§ DO THIS
In the records below, find each line containing the word "marker" and copy it.

Lines of data:
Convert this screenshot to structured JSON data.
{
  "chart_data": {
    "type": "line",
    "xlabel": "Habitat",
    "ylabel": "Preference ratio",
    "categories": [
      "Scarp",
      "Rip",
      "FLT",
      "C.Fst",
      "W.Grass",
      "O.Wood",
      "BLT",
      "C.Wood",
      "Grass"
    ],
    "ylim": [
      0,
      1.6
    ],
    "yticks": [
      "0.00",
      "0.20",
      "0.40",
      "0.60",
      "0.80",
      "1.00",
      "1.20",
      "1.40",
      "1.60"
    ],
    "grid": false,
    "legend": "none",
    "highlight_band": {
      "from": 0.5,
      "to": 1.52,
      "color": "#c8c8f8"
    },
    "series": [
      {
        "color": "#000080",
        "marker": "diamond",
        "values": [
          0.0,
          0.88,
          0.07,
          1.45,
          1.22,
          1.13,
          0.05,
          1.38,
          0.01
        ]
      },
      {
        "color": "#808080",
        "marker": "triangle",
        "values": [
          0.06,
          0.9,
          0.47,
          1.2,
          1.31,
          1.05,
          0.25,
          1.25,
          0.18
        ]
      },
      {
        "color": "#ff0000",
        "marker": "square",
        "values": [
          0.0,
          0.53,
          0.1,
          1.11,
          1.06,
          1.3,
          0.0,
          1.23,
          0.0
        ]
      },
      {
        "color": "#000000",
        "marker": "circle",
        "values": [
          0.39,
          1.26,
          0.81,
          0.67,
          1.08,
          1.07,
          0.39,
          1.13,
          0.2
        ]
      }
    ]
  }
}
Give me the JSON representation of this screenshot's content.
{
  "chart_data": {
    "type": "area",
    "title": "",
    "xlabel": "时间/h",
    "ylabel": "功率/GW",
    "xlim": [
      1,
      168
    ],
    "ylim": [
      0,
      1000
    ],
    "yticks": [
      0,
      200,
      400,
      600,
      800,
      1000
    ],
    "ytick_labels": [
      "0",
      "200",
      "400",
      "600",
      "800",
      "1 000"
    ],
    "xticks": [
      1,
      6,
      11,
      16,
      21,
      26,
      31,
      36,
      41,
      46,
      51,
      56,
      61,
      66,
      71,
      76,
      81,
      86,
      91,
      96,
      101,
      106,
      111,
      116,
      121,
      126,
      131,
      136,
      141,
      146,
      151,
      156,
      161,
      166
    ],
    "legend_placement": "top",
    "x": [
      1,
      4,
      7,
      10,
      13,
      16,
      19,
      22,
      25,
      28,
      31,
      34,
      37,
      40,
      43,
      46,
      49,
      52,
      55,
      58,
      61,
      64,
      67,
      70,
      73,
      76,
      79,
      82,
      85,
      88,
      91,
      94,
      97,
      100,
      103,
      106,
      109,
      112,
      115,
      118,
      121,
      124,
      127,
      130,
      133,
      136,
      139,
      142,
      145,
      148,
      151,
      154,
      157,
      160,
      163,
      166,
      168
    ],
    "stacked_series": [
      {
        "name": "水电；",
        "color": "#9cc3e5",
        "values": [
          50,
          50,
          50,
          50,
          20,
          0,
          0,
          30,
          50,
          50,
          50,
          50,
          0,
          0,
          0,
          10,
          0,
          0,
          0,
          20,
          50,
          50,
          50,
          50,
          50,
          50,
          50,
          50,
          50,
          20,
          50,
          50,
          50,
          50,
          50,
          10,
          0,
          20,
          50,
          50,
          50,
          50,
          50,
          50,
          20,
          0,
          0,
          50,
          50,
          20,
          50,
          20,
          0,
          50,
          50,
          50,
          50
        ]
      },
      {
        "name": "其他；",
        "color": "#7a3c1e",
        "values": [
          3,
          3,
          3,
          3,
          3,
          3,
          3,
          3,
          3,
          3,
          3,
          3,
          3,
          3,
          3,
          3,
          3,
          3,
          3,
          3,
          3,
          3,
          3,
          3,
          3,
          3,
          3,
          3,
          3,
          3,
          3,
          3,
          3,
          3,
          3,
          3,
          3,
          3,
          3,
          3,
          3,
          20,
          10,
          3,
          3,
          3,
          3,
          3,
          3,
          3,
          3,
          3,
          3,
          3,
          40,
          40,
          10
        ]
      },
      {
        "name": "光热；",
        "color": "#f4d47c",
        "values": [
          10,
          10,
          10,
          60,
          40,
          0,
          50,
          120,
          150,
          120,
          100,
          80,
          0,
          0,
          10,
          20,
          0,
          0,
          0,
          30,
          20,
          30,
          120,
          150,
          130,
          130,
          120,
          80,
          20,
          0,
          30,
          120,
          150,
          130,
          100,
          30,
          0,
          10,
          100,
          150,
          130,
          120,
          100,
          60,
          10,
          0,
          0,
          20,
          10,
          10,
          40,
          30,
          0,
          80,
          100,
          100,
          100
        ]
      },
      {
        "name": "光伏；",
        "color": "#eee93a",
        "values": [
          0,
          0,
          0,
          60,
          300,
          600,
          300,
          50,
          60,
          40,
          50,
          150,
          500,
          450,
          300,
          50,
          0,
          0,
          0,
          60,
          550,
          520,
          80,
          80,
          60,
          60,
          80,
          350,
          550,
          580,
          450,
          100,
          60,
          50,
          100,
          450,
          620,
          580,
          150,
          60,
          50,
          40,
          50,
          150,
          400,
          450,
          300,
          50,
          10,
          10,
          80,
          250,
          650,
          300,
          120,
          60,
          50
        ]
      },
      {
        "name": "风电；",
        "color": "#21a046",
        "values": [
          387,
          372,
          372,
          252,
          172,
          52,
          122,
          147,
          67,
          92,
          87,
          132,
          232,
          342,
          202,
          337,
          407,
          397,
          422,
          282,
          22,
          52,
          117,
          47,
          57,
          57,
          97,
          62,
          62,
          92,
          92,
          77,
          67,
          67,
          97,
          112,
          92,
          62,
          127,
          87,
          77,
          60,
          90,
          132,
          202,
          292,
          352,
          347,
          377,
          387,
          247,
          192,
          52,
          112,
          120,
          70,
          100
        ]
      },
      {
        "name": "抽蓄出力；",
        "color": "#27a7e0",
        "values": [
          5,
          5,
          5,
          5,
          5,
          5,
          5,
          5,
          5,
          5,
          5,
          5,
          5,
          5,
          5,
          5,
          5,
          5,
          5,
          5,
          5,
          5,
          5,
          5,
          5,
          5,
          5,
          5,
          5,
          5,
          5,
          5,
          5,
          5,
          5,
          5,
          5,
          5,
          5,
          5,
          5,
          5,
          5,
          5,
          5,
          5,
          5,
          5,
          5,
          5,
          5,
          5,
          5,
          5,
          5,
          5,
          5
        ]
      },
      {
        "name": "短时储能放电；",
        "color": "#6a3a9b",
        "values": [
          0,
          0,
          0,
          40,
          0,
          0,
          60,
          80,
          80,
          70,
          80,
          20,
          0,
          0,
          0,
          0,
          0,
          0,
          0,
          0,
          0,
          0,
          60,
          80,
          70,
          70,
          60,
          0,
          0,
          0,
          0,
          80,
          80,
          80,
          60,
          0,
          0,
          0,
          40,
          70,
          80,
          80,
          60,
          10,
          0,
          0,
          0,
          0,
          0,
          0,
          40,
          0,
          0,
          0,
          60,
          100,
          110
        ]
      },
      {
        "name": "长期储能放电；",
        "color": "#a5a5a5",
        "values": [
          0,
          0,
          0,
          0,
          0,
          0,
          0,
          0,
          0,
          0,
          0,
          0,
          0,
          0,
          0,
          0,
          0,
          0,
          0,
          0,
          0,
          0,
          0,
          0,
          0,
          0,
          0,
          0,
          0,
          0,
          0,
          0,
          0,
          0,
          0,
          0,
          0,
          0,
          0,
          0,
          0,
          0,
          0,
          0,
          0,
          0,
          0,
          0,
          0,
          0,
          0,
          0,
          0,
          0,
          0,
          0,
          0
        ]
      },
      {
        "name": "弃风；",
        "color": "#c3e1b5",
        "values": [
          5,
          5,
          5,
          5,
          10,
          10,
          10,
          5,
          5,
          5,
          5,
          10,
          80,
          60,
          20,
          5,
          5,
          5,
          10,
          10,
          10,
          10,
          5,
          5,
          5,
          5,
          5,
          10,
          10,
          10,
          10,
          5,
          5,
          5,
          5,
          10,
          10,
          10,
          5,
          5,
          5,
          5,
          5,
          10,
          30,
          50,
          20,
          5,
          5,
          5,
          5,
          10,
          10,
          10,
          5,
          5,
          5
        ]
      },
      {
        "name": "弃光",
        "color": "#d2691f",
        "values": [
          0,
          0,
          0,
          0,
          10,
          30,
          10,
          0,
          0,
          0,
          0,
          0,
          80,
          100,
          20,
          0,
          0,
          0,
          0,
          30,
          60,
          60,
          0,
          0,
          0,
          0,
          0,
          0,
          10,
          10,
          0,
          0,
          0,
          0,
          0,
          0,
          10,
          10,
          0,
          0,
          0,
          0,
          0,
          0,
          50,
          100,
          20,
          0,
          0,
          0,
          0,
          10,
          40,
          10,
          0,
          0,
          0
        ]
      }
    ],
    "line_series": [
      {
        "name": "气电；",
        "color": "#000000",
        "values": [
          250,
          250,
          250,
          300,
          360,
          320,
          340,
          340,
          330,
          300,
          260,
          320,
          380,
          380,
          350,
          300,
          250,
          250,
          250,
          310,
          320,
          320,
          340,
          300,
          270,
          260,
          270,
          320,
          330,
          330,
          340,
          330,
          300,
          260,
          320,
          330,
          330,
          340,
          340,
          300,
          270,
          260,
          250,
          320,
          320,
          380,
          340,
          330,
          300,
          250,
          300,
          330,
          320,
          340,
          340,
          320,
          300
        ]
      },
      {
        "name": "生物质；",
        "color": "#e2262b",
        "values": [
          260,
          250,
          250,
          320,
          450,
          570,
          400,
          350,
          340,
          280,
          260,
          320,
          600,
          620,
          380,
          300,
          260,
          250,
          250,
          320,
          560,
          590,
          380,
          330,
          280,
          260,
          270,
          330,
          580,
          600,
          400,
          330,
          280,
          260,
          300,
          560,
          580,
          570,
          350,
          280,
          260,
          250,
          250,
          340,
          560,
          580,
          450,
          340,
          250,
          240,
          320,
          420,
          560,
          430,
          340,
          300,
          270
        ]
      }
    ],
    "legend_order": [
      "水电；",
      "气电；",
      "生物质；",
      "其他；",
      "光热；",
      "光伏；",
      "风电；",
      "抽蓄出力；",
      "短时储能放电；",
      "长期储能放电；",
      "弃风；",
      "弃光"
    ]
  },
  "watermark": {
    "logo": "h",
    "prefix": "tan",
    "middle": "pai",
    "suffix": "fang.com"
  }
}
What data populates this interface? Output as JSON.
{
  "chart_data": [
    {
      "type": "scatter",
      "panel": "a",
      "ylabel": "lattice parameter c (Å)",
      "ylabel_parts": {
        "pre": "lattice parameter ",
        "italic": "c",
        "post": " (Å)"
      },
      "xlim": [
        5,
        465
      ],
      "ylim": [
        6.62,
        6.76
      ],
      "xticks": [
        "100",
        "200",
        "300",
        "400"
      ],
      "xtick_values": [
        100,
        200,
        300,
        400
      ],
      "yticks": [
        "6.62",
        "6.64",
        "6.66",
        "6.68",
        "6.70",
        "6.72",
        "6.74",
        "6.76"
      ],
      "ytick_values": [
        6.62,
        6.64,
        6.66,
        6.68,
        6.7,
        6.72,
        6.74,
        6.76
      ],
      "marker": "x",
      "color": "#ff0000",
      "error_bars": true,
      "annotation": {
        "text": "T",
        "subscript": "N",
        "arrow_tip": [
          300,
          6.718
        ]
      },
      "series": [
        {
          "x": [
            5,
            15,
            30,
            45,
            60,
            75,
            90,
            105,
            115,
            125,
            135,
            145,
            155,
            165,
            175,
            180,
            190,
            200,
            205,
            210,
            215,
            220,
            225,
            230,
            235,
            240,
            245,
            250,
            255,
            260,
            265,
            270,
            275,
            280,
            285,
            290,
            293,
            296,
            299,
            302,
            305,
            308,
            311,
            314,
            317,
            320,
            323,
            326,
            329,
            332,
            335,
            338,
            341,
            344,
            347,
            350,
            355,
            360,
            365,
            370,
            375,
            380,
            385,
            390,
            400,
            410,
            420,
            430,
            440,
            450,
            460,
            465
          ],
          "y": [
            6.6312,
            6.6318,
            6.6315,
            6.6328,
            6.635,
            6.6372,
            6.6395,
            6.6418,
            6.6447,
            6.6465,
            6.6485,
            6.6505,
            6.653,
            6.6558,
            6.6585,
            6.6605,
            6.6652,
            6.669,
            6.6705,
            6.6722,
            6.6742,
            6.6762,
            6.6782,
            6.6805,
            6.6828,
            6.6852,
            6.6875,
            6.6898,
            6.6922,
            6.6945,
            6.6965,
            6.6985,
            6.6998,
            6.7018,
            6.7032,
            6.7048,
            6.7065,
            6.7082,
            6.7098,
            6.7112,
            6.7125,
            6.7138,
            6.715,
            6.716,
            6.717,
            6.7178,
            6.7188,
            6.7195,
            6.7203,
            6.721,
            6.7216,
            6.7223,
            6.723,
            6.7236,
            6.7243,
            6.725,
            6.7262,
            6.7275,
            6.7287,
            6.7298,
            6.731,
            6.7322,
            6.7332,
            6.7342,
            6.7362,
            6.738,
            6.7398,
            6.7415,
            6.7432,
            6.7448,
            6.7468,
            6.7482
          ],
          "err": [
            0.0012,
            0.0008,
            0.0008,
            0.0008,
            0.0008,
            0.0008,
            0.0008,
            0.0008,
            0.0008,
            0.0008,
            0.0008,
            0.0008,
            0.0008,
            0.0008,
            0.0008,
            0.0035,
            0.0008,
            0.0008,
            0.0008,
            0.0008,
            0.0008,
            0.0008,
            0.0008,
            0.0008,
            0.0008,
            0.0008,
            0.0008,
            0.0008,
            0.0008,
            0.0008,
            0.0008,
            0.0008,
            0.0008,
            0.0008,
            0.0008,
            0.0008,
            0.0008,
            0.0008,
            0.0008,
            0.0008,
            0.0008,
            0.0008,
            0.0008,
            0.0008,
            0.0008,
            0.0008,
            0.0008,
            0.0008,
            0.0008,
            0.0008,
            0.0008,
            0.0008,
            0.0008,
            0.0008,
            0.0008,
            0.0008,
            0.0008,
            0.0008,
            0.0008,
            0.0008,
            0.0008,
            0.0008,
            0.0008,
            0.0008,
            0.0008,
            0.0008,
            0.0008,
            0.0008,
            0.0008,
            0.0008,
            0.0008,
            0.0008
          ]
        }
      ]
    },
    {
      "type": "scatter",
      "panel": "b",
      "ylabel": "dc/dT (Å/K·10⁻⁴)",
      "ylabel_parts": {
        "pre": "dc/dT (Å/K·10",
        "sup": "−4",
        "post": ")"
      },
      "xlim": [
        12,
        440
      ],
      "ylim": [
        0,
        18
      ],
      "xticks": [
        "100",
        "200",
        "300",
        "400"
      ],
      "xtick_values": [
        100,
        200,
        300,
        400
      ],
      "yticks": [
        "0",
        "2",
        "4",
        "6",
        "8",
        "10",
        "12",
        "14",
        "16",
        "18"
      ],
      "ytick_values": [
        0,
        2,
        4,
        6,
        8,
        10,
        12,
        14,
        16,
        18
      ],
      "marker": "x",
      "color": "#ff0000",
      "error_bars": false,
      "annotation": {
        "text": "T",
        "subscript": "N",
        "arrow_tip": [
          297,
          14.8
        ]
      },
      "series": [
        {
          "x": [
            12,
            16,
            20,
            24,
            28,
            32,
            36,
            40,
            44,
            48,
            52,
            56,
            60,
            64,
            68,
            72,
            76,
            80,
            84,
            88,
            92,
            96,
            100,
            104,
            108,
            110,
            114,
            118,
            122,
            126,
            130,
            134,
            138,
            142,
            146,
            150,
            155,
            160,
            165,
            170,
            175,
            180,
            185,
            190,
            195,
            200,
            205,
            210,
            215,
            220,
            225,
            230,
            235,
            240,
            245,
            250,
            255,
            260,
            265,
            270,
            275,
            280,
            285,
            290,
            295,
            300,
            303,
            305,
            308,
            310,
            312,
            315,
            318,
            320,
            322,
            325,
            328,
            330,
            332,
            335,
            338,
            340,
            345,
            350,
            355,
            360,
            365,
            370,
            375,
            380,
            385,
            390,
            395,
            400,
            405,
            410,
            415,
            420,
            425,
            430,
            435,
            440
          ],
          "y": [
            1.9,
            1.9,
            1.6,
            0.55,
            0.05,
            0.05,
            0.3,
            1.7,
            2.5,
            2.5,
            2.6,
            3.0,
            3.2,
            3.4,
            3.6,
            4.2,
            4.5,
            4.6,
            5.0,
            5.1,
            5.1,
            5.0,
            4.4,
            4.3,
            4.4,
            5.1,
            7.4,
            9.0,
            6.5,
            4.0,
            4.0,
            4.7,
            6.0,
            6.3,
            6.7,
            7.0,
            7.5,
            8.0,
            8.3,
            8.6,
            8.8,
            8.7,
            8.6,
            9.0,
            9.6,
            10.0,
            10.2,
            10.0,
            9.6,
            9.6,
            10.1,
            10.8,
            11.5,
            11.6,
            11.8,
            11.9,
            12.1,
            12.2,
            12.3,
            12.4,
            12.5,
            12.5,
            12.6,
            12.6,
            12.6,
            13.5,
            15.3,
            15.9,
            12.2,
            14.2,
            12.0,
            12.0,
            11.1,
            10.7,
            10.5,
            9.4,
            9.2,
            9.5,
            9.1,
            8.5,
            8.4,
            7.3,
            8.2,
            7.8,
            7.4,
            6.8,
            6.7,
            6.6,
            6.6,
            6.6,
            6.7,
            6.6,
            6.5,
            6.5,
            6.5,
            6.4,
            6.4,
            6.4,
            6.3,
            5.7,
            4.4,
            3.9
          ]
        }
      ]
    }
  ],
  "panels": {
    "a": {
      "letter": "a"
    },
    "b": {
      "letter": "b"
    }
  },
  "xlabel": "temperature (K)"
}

§ EXERCISE SOLUTION
        "marker": "diamond",
        "marker": "triangle",
        "marker": "square",
        "marker": "circle",
      "marker": "x",
      "marker": "x",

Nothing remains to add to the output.